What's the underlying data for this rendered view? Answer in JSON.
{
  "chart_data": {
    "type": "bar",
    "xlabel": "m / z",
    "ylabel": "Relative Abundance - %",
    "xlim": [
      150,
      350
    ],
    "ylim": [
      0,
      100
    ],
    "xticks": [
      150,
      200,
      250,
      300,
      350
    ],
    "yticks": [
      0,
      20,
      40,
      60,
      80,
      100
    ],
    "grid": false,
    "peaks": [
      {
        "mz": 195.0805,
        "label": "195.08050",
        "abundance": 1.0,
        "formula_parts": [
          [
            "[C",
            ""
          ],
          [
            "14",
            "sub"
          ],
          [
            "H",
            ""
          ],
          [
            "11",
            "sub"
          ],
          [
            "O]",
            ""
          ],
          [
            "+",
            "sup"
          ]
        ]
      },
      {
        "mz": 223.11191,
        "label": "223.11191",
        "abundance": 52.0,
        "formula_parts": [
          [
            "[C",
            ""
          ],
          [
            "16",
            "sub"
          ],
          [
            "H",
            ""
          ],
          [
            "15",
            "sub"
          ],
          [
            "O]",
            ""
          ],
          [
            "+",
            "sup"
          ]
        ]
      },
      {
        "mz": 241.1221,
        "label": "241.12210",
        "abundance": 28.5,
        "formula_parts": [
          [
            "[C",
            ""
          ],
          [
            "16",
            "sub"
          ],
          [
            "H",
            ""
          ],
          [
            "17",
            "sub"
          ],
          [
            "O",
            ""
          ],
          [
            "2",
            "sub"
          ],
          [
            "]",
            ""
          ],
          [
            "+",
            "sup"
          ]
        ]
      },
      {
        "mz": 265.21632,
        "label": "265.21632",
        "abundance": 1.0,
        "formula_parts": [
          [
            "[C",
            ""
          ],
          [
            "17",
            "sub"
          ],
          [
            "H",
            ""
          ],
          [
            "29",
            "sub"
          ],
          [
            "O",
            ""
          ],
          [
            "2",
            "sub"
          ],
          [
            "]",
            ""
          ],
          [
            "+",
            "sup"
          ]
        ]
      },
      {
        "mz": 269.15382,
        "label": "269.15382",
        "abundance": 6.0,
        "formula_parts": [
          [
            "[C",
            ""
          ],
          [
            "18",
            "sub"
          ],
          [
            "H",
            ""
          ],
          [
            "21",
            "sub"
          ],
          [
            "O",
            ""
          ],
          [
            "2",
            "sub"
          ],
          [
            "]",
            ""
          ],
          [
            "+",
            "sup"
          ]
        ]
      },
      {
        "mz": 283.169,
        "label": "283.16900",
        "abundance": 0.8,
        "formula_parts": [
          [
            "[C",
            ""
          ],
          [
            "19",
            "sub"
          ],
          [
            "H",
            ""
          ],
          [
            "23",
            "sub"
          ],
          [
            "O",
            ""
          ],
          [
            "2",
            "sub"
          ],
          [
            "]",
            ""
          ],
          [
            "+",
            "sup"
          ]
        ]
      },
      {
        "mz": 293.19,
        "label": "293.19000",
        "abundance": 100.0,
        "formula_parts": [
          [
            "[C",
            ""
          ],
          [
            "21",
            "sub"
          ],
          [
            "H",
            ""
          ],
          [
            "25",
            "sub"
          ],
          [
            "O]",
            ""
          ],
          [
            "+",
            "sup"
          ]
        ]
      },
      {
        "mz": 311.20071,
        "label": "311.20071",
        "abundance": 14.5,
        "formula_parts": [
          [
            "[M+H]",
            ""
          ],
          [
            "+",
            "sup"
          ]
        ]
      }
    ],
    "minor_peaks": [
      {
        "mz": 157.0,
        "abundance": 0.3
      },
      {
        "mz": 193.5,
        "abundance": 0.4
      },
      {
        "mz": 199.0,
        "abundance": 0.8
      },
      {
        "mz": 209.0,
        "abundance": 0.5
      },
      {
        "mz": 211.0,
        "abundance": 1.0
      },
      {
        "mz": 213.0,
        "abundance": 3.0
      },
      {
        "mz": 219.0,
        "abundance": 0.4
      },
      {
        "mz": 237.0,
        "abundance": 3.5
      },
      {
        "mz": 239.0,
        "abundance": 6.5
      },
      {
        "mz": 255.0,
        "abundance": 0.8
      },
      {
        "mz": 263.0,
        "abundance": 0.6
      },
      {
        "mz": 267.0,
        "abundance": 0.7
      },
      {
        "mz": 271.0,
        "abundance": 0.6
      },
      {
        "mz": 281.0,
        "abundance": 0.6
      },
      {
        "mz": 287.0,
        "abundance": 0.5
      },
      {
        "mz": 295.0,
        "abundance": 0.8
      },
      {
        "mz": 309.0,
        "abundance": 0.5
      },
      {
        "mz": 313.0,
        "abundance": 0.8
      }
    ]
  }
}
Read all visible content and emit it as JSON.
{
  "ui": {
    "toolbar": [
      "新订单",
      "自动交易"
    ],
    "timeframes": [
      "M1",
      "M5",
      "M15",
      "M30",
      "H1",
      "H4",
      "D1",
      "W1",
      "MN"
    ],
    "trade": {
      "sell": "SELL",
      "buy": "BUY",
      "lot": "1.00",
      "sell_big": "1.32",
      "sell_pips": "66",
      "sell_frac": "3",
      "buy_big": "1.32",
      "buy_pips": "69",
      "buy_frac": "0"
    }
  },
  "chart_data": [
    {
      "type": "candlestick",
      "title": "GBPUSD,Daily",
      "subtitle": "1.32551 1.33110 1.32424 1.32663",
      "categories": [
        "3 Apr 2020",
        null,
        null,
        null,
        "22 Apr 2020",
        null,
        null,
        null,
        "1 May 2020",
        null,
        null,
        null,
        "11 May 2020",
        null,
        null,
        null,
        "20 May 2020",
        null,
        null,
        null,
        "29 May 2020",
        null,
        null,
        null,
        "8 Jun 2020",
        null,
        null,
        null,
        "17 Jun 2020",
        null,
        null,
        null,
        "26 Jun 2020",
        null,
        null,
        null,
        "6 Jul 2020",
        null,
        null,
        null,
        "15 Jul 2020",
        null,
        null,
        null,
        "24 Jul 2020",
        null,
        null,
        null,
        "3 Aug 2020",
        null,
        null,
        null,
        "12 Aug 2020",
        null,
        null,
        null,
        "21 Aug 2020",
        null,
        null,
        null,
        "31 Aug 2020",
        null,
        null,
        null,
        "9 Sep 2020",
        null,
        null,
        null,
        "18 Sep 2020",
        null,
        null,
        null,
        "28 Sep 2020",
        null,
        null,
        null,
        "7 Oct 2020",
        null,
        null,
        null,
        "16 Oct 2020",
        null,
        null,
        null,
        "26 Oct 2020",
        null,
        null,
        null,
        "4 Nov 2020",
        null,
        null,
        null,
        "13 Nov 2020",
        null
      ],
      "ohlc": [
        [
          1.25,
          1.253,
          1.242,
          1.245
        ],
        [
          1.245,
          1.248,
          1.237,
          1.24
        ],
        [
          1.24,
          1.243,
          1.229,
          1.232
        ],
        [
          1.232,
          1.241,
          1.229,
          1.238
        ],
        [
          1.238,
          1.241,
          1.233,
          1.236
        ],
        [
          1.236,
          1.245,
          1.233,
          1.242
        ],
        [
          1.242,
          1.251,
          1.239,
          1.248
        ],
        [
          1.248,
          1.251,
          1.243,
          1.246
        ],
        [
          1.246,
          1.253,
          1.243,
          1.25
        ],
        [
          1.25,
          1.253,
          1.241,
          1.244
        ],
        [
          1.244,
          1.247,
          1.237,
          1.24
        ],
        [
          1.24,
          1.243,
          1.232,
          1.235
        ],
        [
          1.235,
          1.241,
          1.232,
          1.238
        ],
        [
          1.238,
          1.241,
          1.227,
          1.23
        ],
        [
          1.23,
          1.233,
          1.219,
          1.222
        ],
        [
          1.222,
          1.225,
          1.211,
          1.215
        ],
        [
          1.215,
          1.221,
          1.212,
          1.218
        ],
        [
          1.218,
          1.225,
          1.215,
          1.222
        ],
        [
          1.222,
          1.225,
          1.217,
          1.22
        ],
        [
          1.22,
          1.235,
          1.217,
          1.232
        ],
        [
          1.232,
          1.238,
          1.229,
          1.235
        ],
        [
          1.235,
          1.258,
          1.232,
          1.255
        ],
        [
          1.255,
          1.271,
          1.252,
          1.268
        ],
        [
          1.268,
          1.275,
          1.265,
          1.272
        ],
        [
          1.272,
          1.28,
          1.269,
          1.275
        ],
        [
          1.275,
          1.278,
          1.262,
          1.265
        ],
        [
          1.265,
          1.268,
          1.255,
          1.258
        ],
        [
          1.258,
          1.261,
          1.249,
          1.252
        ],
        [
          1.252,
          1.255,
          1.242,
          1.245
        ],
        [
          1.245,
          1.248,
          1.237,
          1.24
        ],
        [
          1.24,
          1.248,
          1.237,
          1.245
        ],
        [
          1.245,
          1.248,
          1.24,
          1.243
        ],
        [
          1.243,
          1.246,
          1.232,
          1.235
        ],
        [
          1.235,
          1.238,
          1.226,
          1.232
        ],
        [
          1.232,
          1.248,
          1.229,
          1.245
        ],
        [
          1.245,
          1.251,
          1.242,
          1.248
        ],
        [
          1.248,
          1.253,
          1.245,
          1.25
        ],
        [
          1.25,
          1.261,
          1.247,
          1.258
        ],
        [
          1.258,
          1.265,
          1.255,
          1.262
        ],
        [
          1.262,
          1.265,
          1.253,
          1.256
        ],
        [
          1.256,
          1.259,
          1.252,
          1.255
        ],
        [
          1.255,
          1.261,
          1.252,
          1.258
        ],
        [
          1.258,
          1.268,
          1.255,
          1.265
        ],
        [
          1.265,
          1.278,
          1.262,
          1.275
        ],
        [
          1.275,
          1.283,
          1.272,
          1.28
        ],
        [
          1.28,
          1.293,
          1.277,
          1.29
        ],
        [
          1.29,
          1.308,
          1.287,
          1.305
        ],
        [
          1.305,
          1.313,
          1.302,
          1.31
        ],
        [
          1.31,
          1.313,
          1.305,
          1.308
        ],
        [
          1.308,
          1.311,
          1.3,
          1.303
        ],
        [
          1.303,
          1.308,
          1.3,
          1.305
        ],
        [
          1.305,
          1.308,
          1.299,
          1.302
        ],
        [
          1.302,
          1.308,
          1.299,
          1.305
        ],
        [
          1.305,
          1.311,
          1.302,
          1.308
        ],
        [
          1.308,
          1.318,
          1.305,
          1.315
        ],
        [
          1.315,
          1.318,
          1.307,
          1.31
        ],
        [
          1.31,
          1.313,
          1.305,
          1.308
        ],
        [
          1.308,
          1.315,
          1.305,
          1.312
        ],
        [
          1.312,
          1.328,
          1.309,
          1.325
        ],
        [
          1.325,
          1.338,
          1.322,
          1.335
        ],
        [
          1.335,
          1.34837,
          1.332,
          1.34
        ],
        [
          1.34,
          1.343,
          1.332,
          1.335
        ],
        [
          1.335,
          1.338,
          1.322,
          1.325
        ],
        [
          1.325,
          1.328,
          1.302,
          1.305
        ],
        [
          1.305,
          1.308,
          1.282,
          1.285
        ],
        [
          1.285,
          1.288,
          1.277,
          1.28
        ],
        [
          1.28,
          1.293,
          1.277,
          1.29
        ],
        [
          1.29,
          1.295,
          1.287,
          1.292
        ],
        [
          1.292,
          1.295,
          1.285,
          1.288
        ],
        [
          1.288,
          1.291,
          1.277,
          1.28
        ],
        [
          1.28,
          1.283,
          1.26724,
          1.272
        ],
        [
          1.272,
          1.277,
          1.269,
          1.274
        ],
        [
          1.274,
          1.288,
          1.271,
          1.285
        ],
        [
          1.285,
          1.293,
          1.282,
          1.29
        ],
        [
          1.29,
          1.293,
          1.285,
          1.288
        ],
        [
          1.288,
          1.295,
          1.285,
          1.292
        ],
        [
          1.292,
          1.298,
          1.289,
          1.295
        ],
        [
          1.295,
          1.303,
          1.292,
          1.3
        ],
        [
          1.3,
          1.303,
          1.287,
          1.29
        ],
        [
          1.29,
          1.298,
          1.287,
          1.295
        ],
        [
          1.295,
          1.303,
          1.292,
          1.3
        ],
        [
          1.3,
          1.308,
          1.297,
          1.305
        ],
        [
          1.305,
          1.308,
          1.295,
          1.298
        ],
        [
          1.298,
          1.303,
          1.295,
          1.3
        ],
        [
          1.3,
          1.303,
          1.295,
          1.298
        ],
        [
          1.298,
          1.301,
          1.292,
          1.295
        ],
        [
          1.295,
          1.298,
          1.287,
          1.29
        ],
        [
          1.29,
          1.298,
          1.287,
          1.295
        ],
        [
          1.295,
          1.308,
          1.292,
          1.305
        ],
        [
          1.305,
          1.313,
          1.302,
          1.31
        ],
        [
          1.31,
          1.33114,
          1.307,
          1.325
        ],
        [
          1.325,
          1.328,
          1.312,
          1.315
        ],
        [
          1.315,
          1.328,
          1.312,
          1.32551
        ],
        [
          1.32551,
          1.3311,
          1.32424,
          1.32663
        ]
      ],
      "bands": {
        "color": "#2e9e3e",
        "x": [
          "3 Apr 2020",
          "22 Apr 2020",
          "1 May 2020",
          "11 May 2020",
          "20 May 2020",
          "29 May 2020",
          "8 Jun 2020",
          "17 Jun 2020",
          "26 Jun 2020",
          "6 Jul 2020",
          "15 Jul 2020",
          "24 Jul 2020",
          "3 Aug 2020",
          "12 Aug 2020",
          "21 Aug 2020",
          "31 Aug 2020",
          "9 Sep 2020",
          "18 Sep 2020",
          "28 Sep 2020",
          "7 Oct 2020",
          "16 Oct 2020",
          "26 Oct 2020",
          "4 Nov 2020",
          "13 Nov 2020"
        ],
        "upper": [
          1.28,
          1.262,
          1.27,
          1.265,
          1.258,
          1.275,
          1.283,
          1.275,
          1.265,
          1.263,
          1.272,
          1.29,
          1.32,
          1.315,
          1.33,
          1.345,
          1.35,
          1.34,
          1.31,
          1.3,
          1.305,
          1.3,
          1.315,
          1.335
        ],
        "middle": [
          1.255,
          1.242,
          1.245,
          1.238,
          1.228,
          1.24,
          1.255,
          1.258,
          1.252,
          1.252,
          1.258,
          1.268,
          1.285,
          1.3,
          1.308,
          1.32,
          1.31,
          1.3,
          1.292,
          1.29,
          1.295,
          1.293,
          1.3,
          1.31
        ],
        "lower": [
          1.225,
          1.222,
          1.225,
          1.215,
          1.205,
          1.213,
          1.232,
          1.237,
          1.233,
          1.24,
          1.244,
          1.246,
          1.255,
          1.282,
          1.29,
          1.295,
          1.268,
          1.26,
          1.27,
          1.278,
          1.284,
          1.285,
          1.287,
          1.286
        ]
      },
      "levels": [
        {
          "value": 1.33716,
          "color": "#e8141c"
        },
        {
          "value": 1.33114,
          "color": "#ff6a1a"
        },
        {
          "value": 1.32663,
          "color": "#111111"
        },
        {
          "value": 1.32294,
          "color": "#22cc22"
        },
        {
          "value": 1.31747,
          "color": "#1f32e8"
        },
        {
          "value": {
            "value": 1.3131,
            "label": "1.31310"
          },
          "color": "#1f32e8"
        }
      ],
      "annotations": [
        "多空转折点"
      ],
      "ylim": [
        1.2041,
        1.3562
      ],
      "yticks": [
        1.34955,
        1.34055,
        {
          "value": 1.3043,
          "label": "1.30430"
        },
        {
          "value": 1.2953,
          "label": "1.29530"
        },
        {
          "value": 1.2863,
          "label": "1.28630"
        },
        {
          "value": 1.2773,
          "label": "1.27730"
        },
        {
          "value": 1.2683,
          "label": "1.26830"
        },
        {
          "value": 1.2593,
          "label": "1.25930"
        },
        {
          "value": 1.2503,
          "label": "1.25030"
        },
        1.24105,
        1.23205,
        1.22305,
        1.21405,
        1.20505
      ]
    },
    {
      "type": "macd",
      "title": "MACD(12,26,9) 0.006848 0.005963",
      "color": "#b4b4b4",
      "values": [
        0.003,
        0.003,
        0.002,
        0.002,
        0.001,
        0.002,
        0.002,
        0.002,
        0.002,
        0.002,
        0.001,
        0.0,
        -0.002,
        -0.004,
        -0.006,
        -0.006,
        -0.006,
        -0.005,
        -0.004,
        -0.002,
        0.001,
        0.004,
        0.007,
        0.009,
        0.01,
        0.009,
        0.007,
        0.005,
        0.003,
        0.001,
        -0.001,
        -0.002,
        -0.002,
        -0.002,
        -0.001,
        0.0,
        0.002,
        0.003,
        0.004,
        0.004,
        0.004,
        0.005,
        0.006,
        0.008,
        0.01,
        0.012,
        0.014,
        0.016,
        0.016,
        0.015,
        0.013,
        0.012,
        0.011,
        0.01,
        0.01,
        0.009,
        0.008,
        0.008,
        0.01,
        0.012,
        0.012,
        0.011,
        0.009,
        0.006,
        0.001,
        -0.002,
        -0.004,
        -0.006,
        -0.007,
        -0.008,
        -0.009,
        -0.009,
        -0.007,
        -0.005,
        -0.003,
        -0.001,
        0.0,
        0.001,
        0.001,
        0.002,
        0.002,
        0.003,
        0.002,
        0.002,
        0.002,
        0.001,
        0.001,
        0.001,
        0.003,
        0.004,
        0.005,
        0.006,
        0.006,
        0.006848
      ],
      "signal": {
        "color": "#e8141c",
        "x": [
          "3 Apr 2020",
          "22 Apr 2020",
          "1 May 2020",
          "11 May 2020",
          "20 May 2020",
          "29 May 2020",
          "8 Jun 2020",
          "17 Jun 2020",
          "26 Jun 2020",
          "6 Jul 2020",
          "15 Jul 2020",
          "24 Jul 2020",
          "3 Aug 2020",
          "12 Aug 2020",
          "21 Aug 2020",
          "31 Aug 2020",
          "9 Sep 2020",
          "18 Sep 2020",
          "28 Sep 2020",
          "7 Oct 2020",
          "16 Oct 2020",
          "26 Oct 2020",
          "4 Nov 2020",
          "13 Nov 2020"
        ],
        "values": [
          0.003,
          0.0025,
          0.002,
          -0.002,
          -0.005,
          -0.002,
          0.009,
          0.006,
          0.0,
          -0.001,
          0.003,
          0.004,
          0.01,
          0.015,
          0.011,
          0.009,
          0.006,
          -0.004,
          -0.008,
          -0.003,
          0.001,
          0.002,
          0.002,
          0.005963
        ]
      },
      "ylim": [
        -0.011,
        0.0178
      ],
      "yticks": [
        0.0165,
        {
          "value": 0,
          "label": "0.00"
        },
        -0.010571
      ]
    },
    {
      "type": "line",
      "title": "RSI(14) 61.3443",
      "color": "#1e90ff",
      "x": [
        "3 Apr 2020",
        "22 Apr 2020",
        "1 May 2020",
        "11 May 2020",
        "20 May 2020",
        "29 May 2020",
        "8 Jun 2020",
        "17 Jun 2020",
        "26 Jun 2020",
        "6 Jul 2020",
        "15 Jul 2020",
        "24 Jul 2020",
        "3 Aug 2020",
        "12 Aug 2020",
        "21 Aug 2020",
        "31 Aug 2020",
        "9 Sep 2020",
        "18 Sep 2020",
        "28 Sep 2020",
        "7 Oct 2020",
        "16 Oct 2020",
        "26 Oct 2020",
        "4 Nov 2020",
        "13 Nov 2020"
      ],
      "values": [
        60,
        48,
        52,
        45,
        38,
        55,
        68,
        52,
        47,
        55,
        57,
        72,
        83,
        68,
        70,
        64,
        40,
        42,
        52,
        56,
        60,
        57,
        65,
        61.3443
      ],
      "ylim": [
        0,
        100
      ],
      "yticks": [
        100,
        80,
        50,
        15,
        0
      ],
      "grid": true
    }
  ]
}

———

### Job
Scan the listing above. Gather each line that contains the word "JSON".

### Result
What's the underlying data for this rendered view? Answer in JSON.
Read all visible content and emit it as JSON.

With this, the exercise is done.